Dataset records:
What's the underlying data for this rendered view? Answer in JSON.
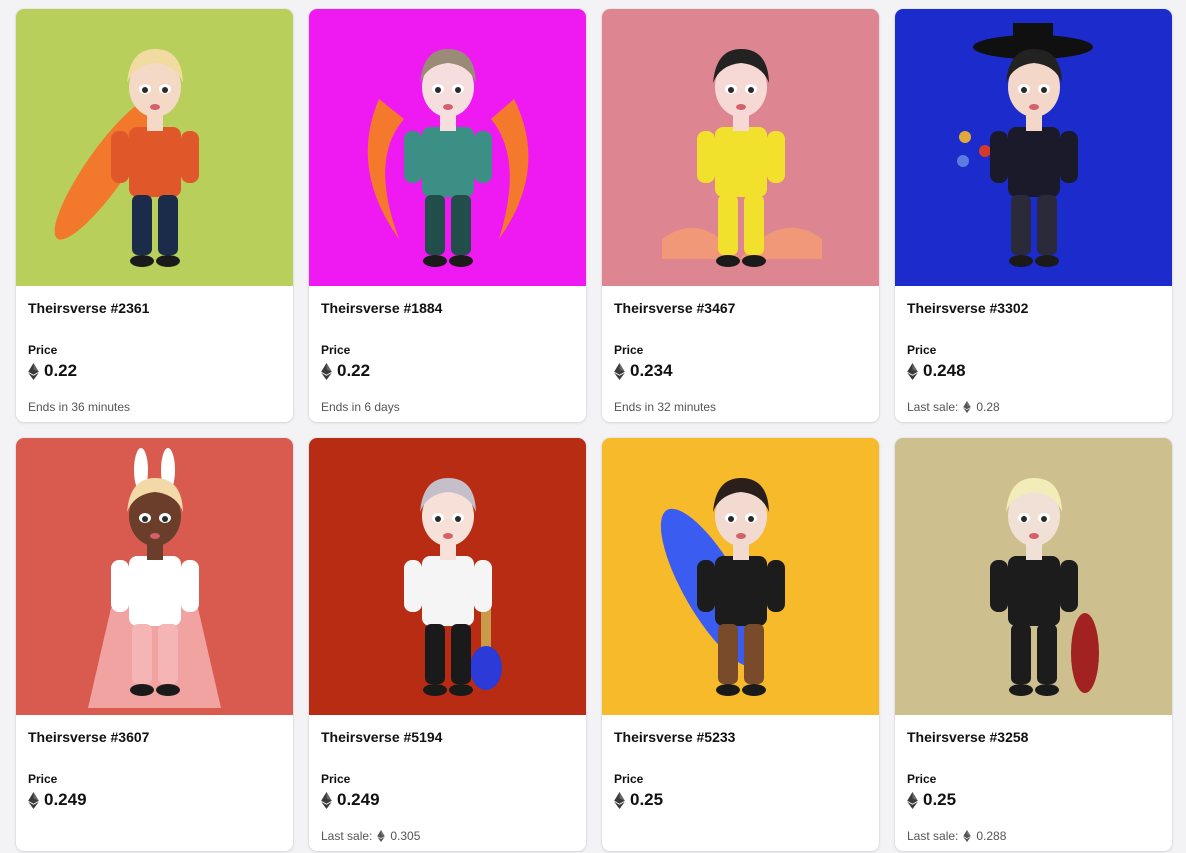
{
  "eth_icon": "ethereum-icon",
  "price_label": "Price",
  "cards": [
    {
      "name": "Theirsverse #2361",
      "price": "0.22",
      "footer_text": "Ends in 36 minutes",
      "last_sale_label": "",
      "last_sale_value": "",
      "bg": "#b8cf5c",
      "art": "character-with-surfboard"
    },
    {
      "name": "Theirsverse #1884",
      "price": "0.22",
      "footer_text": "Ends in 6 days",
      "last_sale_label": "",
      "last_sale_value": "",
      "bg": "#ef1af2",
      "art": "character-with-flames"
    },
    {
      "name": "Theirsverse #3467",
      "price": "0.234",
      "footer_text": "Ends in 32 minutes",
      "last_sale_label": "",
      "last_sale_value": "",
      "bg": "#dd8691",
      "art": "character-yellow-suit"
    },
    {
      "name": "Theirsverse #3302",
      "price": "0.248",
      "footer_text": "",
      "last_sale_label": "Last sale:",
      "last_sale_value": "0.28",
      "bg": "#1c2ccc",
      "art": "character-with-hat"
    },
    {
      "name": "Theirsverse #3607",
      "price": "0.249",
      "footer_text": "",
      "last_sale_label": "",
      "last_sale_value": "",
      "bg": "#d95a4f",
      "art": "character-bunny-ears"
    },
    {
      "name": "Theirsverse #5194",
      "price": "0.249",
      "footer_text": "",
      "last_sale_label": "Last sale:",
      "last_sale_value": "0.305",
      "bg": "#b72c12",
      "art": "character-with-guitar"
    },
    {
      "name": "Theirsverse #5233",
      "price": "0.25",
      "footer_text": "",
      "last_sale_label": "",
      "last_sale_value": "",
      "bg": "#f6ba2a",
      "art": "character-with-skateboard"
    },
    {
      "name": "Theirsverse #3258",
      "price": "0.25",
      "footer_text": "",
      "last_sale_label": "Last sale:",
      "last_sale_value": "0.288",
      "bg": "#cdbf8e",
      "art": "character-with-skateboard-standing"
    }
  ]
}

Your instructions:
Report all lines of the material that contain the word "minutes".

The solution:
      "footer_text": "Ends in 36 minutes",
      "footer_text": "Ends in 32 minutes",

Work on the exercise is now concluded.